**Entries provided**
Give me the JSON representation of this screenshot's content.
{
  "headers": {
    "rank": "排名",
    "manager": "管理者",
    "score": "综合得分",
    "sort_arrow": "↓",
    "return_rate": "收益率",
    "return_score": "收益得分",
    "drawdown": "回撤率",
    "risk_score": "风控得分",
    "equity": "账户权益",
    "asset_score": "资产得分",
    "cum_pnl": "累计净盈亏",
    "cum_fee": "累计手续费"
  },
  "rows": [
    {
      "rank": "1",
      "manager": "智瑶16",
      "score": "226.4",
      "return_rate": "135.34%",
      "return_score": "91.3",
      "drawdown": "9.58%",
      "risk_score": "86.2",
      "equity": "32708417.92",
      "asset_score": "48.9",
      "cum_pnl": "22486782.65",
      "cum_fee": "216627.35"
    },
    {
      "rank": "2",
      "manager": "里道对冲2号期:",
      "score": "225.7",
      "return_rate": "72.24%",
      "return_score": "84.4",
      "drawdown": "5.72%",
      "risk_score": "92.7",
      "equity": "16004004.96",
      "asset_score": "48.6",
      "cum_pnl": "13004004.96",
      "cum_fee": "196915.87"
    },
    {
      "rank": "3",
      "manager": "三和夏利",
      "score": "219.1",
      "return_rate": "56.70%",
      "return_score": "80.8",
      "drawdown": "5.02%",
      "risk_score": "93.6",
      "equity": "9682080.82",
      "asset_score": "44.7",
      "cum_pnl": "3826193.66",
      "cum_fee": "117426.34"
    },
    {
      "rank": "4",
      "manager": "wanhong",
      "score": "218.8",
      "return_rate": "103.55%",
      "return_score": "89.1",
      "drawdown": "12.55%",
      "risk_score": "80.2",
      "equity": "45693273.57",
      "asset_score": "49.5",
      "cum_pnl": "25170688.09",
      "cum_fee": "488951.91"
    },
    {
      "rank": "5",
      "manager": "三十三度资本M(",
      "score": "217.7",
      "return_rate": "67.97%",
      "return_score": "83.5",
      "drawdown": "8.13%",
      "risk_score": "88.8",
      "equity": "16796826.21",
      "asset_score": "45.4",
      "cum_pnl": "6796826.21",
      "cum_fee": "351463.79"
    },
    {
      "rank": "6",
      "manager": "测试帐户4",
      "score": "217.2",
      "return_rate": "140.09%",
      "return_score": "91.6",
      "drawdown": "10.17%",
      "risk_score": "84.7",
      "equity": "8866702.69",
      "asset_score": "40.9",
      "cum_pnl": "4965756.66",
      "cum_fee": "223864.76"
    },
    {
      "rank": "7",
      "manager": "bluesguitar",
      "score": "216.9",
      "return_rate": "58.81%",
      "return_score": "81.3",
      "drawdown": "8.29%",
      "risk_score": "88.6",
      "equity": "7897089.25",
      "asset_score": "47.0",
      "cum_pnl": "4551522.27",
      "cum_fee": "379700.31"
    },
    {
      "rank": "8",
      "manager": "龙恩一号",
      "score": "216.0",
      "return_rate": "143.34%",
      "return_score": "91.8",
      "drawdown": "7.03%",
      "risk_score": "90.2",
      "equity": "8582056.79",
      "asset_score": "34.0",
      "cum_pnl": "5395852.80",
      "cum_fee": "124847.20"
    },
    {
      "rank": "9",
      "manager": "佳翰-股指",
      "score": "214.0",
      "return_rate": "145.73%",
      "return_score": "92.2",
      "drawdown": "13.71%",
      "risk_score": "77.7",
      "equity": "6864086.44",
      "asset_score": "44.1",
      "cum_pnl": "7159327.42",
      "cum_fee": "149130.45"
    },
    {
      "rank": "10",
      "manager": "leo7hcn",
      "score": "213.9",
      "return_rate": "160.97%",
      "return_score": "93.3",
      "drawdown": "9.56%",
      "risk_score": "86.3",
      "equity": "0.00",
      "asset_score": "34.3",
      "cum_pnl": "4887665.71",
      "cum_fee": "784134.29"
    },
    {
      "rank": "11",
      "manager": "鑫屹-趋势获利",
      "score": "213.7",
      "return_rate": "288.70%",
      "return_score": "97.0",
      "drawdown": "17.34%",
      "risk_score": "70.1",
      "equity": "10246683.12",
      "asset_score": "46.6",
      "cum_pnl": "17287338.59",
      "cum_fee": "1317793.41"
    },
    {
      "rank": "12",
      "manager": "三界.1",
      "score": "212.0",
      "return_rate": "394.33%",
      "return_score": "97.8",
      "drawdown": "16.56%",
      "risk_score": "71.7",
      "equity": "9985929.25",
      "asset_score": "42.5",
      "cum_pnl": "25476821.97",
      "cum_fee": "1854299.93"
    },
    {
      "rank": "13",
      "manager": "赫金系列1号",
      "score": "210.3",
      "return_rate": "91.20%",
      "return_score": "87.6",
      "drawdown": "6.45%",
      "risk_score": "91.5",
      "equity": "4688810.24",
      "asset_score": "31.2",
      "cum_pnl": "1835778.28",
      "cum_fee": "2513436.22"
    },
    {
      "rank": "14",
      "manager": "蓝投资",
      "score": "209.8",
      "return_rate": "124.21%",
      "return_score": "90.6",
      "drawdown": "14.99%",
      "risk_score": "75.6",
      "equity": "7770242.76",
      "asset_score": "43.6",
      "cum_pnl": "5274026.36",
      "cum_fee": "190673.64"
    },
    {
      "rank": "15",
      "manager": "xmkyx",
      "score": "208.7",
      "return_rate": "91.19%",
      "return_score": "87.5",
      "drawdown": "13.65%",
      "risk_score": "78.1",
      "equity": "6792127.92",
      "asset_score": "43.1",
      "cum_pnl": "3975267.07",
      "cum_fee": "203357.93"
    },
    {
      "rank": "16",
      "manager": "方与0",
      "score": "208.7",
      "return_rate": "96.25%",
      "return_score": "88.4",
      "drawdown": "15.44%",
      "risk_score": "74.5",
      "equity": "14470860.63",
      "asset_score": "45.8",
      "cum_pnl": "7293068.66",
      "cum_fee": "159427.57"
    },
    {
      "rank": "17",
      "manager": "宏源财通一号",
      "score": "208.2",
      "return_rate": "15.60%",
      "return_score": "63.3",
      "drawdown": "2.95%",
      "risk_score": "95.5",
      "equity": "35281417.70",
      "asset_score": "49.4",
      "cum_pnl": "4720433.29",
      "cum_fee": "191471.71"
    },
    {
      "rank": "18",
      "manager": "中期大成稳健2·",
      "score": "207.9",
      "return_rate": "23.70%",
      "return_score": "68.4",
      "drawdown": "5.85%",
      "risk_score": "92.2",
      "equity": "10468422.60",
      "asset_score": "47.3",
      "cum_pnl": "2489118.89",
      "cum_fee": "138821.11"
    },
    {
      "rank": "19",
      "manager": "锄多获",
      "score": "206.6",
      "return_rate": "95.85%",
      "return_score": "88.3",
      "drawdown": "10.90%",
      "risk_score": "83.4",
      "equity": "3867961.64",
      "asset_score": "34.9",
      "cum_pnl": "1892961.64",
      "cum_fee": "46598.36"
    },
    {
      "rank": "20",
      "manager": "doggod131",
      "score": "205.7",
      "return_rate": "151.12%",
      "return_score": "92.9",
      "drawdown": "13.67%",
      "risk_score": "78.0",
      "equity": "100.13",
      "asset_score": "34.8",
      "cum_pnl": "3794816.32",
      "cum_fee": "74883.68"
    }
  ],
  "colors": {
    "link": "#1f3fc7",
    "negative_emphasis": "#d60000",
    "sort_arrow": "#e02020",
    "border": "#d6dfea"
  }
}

**The exercise**
Write the material out exactly, with nothing left out.

**Solution**
Give me the JSON representation of this screenshot's content.
{
  "headers": {
    "rank": "排名",
    "manager": "管理者",
    "score": "综合得分",
    "sort_arrow": "↓",
    "return_rate": "收益率",
    "return_score": "收益得分",
    "drawdown": "回撤率",
    "risk_score": "风控得分",
    "equity": "账户权益",
    "asset_score": "资产得分",
    "cum_pnl": "累计净盈亏",
    "cum_fee": "累计手续费"
  },
  "rows": [
    {
      "rank": "1",
      "manager": "智瑶16",
      "score": "226.4",
      "return_rate": "135.34%",
      "return_score": "91.3",
      "drawdown": "9.58%",
      "risk_score": "86.2",
      "equity": "32708417.92",
      "asset_score": "48.9",
      "cum_pnl": "22486782.65",
      "cum_fee": "216627.35"
    },
    {
      "rank": "2",
      "manager": "里道对冲2号期:",
      "score": "225.7",
      "return_rate": "72.24%",
      "return_score": "84.4",
      "drawdown": "5.72%",
      "risk_score": "92.7",
      "equity": "16004004.96",
      "asset_score": "48.6",
      "cum_pnl": "13004004.96",
      "cum_fee": "196915.87"
    },
    {
      "rank": "3",
      "manager": "三和夏利",
      "score": "219.1",
      "return_rate": "56.70%",
      "return_score": "80.8",
      "drawdown": "5.02%",
      "risk_score": "93.6",
      "equity": "9682080.82",
      "asset_score": "44.7",
      "cum_pnl": "3826193.66",
      "cum_fee": "117426.34"
    },
    {
      "rank": "4",
      "manager": "wanhong",
      "score": "218.8",
      "return_rate": "103.55%",
      "return_score": "89.1",
      "drawdown": "12.55%",
      "risk_score": "80.2",
      "equity": "45693273.57",
      "asset_score": "49.5",
      "cum_pnl": "25170688.09",
      "cum_fee": "488951.91"
    },
    {
      "rank": "5",
      "manager": "三十三度资本M(",
      "score": "217.7",
      "return_rate": "67.97%",
      "return_score": "83.5",
      "drawdown": "8.13%",
      "risk_score": "88.8",
      "equity": "16796826.21",
      "asset_score": "45.4",
      "cum_pnl": "6796826.21",
      "cum_fee": "351463.79"
    },
    {
      "rank": "6",
      "manager": "测试帐户4",
      "score": "217.2",
      "return_rate": "140.09%",
      "return_score": "91.6",
      "drawdown": "10.17%",
      "risk_score": "84.7",
      "equity": "8866702.69",
      "asset_score": "40.9",
      "cum_pnl": "4965756.66",
      "cum_fee": "223864.76"
    },
    {
      "rank": "7",
      "manager": "bluesguitar",
      "score": "216.9",
      "return_rate": "58.81%",
      "return_score": "81.3",
      "drawdown": "8.29%",
      "risk_score": "88.6",
      "equity": "7897089.25",
      "asset_score": "47.0",
      "cum_pnl": "4551522.27",
      "cum_fee": "379700.31"
    },
    {
      "rank": "8",
      "manager": "龙恩一号",
      "score": "216.0",
      "return_rate": "143.34%",
      "return_score": "91.8",
      "drawdown": "7.03%",
      "risk_score": "90.2",
      "equity": "8582056.79",
      "asset_score": "34.0",
      "cum_pnl": "5395852.80",
      "cum_fee": "124847.20"
    },
    {
      "rank": "9",
      "manager": "佳翰-股指",
      "score": "214.0",
      "return_rate": "145.73%",
      "return_score": "92.2",
      "drawdown": "13.71%",
      "risk_score": "77.7",
      "equity": "6864086.44",
      "asset_score": "44.1",
      "cum_pnl": "7159327.42",
      "cum_fee": "149130.45"
    },
    {
      "rank": "10",
      "manager": "leo7hcn",
      "score": "213.9",
      "return_rate": "160.97%",
      "return_score": "93.3",
      "drawdown": "9.56%",
      "risk_score": "86.3",
      "equity": "0.00",
      "asset_score": "34.3",
      "cum_pnl": "4887665.71",
      "cum_fee": "784134.29"
    },
    {
      "rank": "11",
      "manager": "鑫屹-趋势获利",
      "score": "213.7",
      "return_rate": "288.70%",
      "return_score": "97.0",
      "drawdown": "17.34%",
      "risk_score": "70.1",
      "equity": "10246683.12",
      "asset_score": "46.6",
      "cum_pnl": "17287338.59",
      "cum_fee": "1317793.41"
    },
    {
      "rank": "12",
      "manager": "三界.1",
      "score": "212.0",
      "return_rate": "394.33%",
      "return_score": "97.8",
      "drawdown": "16.56%",
      "risk_score": "71.7",
      "equity": "9985929.25",
      "asset_score": "42.5",
      "cum_pnl": "25476821.97",
      "cum_fee": "1854299.93"
    },
    {
      "rank": "13",
      "manager": "赫金系列1号",
      "score": "210.3",
      "return_rate": "91.20%",
      "return_score": "87.6",
      "drawdown": "6.45%",
      "risk_score": "91.5",
      "equity": "4688810.24",
      "asset_score": "31.2",
      "cum_pnl": "1835778.28",
      "cum_fee": "2513436.22"
    },
    {
      "rank": "14",
      "manager": "蓝投资",
      "score": "209.8",
      "return_rate": "124.21%",
      "return_score": "90.6",
      "drawdown": "14.99%",
      "risk_score": "75.6",
      "equity": "7770242.76",
      "asset_score": "43.6",
      "cum_pnl": "5274026.36",
      "cum_fee": "190673.64"
    },
    {
      "rank": "15",
      "manager": "xmkyx",
      "score": "208.7",
      "return_rate": "91.19%",
      "return_score": "87.5",
      "drawdown": "13.65%",
      "risk_score": "78.1",
      "equity": "6792127.92",
      "asset_score": "43.1",
      "cum_pnl": "3975267.07",
      "cum_fee": "203357.93"
    },
    {
      "rank": "16",
      "manager": "方与0",
      "score": "208.7",
      "return_rate": "96.25%",
      "return_score": "88.4",
      "drawdown": "15.44%",
      "risk_score": "74.5",
      "equity": "14470860.63",
      "asset_score": "45.8",
      "cum_pnl": "7293068.66",
      "cum_fee": "159427.57"
    },
    {
      "rank": "17",
      "manager": "宏源财通一号",
      "score": "208.2",
      "return_rate": "15.60%",
      "return_score": "63.3",
      "drawdown": "2.95%",
      "risk_score": "95.5",
      "equity": "35281417.70",
      "asset_score": "49.4",
      "cum_pnl": "4720433.29",
      "cum_fee": "191471.71"
    },
    {
      "rank": "18",
      "manager": "中期大成稳健2·",
      "score": "207.9",
      "return_rate": "23.70%",
      "return_score": "68.4",
      "drawdown": "5.85%",
      "risk_score": "92.2",
      "equity": "10468422.60",
      "asset_score": "47.3",
      "cum_pnl": "2489118.89",
      "cum_fee": "138821.11"
    },
    {
      "rank": "19",
      "manager": "锄多获",
      "score": "206.6",
      "return_rate": "95.85%",
      "return_score": "88.3",
      "drawdown": "10.90%",
      "risk_score": "83.4",
      "equity": "3867961.64",
      "asset_score": "34.9",
      "cum_pnl": "1892961.64",
      "cum_fee": "46598.36"
    },
    {
      "rank": "20",
      "manager": "doggod131",
      "score": "205.7",
      "return_rate": "151.12%",
      "return_score": "92.9",
      "drawdown": "13.67%",
      "risk_score": "78.0",
      "equity": "100.13",
      "asset_score": "34.8",
      "cum_pnl": "3794816.32",
      "cum_fee": "74883.68"
    }
  ],
  "colors": {
    "link": "#1f3fc7",
    "negative_emphasis": "#d60000",
    "sort_arrow": "#e02020",
    "border": "#d6dfea"
  }
}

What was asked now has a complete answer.